* [Your instructions]: Copy the material that follows word for word and omit its pictures.

========================================================================

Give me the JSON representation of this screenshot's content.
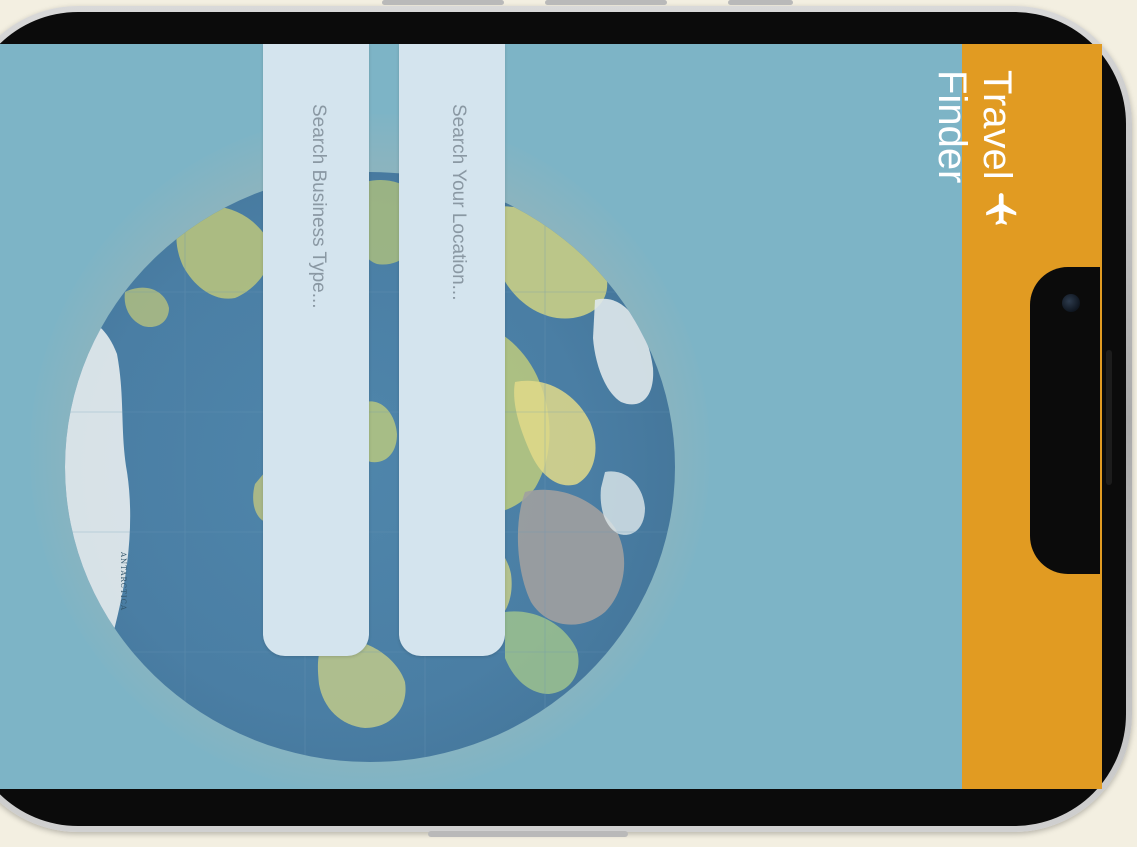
{
  "header": {
    "title_line1": "Travel",
    "title_line2": "Finder",
    "icon": "airplane-icon"
  },
  "search": {
    "location_placeholder": "Search Your Location...",
    "business_placeholder": "Search Business Type..."
  },
  "map": {
    "label": "ANTARCTICA"
  },
  "colors": {
    "screen_background": "#7db4c6",
    "header_accent": "#e19b22",
    "search_field": "#d4e4ee",
    "page_background": "#f3efe1"
  }
}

========================================================================

* [Complete output]:
Give me the JSON representation of this screenshot's content.
{
  "header": {
    "title_line1": "Travel",
    "title_line2": "Finder",
    "icon": "airplane-icon"
  },
  "search": {
    "location_placeholder": "Search Your Location...",
    "business_placeholder": "Search Business Type..."
  },
  "map": {
    "label": "ANTARCTICA"
  },
  "colors": {
    "screen_background": "#7db4c6",
    "header_accent": "#e19b22",
    "search_field": "#d4e4ee",
    "page_background": "#f3efe1"
  }
}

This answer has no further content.